• [Set problem]
Without omitting anything, retype the data that follows.

• [Data provided]
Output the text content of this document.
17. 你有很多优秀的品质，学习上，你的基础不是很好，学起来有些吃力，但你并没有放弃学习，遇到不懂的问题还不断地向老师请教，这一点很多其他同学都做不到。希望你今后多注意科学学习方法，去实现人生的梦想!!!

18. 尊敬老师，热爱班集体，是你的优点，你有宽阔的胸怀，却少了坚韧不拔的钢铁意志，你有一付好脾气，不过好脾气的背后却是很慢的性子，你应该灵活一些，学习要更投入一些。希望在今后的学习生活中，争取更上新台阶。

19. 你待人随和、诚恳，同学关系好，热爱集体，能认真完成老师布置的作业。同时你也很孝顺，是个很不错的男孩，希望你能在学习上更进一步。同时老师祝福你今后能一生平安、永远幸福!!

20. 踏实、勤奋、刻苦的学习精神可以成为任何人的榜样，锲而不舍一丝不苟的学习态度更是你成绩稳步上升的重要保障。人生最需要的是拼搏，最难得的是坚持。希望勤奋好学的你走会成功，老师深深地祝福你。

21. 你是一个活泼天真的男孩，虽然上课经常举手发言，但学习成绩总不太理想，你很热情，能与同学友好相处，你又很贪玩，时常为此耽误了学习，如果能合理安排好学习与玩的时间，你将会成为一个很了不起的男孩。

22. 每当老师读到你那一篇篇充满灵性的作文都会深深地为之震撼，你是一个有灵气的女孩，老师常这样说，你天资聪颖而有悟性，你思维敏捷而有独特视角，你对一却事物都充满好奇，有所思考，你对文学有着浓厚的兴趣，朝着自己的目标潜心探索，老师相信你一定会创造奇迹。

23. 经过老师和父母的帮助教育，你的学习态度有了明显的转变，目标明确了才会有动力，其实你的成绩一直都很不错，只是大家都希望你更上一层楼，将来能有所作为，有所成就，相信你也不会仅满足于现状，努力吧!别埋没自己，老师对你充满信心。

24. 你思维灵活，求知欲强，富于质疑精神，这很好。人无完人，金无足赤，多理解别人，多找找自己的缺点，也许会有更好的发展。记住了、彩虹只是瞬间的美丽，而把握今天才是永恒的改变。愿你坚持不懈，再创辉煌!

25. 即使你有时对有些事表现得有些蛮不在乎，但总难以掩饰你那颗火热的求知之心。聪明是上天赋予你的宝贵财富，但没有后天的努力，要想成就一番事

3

• [Correct output]
Output the text content of this document.
17. 你有很多优秀的品质，学习上，你的基础不是很好，学起来有些吃力，但你并没有放弃学习，遇到不懂的问题还不断地向老师请教，这一点很多其他同学都做不到。希望你今后多注意科学学习方法，去实现人生的梦想!!!

18. 尊敬老师，热爱班集体，是你的优点，你有宽阔的胸怀，却少了坚韧不拔的钢铁意志，你有一付好脾气，不过好脾气的背后却是很慢的性子，你应该灵活一些，学习要更投入一些。希望在今后的学习生活中，争取更上新台阶。

19. 你待人随和、诚恳，同学关系好，热爱集体，能认真完成老师布置的作业。同时你也很孝顺，是个很不错的男孩，希望你能在学习上更进一步。同时老师祝福你今后能一生平安、永远幸福!!

20. 踏实、勤奋、刻苦的学习精神可以成为任何人的榜样，锲而不舍一丝不苟的学习态度更是你成绩稳步上升的重要保障。人生最需要的是拼搏，最难得的是坚持。希望勤奋好学的你走会成功，老师深深地祝福你。

21. 你是一个活泼天真的男孩，虽然上课经常举手发言，但学习成绩总不太理想，你很热情，能与同学友好相处，你又很贪玩，时常为此耽误了学习，如果能合理安排好学习与玩的时间，你将会成为一个很了不起的男孩。

22. 每当老师读到你那一篇篇充满灵性的作文都会深深地为之震撼，你是一个有灵气的女孩，老师常这样说，你天资聪颖而有悟性，你思维敏捷而有独特视角，你对一却事物都充满好奇，有所思考，你对文学有着浓厚的兴趣，朝着自己的目标潜心探索，老师相信你一定会创造奇迹。

23. 经过老师和父母的帮助教育，你的学习态度有了明显的转变，目标明确了才会有动力，其实你的成绩一直都很不错，只是大家都希望你更上一层楼，将来能有所作为，有所成就，相信你也不会仅满足于现状，努力吧!别埋没自己，老师对你充满信心。

24. 你思维灵活，求知欲强，富于质疑精神，这很好。人无完人，金无足赤，多理解别人，多找找自己的缺点，也许会有更好的发展。记住了、彩虹只是瞬间的美丽，而把握今天才是永恒的改变。愿你坚持不懈，再创辉煌!

25. 即使你有时对有些事表现得有些蛮不在乎，但总难以掩饰你那颗火热的求知之心。聪明是上天赋予你的宝贵财富，但没有后天的努力，要想成就一番事

3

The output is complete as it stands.